TASK INSTRUCTIONS
Copy out all lines of the records in which the word "Green" appears.

[START OF INPUT]

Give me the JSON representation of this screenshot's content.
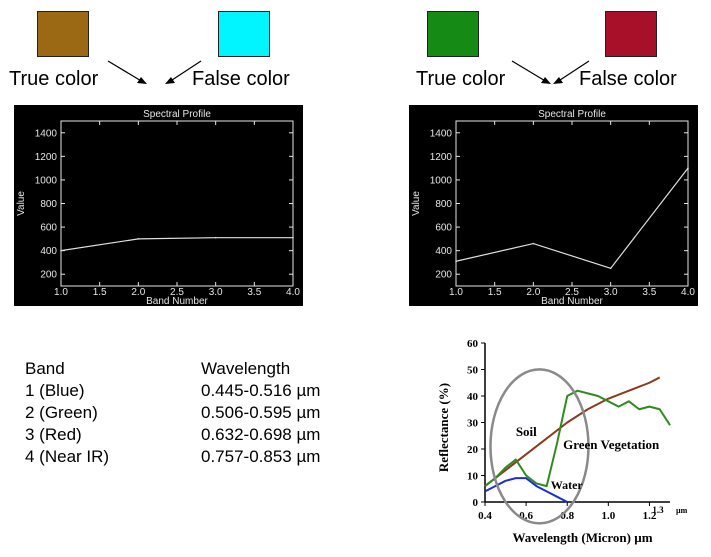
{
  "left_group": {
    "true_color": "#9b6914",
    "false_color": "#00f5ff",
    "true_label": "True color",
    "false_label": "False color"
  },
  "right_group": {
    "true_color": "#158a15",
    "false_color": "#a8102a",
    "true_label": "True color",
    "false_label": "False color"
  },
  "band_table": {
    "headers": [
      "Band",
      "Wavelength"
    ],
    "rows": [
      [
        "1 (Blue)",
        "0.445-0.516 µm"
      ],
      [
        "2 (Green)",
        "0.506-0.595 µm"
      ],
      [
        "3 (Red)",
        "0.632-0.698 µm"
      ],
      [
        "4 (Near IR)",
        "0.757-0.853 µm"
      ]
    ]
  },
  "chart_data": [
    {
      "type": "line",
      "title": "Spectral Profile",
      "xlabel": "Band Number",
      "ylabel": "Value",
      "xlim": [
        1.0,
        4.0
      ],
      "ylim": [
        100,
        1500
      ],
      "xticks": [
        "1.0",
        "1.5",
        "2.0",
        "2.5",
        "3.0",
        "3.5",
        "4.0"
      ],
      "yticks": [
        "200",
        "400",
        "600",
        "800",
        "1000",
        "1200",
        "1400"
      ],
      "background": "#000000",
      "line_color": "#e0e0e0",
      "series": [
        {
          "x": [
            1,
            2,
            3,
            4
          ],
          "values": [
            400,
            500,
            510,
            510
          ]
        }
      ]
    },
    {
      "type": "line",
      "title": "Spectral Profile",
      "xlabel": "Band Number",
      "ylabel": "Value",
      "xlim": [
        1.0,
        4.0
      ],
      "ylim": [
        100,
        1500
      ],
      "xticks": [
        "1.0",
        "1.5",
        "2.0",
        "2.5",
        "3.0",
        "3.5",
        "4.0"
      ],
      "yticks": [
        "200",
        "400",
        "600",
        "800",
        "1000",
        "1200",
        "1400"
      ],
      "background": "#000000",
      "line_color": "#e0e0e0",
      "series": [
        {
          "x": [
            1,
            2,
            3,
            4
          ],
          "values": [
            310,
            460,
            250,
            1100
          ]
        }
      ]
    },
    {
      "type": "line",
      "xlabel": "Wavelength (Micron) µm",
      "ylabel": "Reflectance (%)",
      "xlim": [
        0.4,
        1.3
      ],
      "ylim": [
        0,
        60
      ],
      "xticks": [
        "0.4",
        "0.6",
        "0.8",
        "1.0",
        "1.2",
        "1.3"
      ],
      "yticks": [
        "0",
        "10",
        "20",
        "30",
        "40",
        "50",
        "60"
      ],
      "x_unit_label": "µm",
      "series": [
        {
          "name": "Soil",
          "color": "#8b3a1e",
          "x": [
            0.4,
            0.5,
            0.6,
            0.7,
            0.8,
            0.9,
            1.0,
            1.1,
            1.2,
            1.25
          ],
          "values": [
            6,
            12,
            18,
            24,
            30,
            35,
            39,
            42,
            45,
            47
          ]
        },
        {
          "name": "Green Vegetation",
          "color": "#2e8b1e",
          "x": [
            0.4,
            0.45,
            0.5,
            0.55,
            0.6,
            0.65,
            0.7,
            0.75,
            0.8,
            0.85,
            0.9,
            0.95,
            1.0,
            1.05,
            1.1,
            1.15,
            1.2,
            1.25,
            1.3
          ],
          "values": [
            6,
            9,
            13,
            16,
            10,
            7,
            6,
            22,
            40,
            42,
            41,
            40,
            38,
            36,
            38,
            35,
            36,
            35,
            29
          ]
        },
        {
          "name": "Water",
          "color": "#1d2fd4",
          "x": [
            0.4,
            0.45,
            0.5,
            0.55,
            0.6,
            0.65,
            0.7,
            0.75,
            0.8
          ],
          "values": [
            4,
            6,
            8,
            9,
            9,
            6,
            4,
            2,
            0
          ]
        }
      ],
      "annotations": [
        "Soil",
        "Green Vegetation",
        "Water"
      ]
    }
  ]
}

[END OF INPUT]
[START OF INPUT]

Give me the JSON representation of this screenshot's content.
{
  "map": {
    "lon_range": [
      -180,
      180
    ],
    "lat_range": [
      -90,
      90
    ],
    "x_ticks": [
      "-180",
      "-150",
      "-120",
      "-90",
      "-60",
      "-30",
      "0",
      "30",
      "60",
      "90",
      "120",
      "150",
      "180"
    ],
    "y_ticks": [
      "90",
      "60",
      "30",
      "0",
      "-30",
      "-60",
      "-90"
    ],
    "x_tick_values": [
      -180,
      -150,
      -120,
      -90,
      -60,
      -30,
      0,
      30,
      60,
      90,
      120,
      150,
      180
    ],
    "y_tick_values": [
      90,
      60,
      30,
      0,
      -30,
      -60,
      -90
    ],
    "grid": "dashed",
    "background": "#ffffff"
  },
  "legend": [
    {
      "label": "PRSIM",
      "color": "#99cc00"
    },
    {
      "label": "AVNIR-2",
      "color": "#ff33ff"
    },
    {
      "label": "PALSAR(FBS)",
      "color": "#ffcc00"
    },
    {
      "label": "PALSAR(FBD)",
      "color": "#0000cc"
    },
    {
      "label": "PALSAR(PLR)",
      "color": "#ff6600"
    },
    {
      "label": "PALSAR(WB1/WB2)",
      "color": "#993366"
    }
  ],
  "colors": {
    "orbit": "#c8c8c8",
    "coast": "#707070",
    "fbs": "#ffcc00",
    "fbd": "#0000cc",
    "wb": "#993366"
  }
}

[END OF INPUT]

REPLY
        "2 (Green)",
          "name": "Green Vegetation",
        "Green Vegetation",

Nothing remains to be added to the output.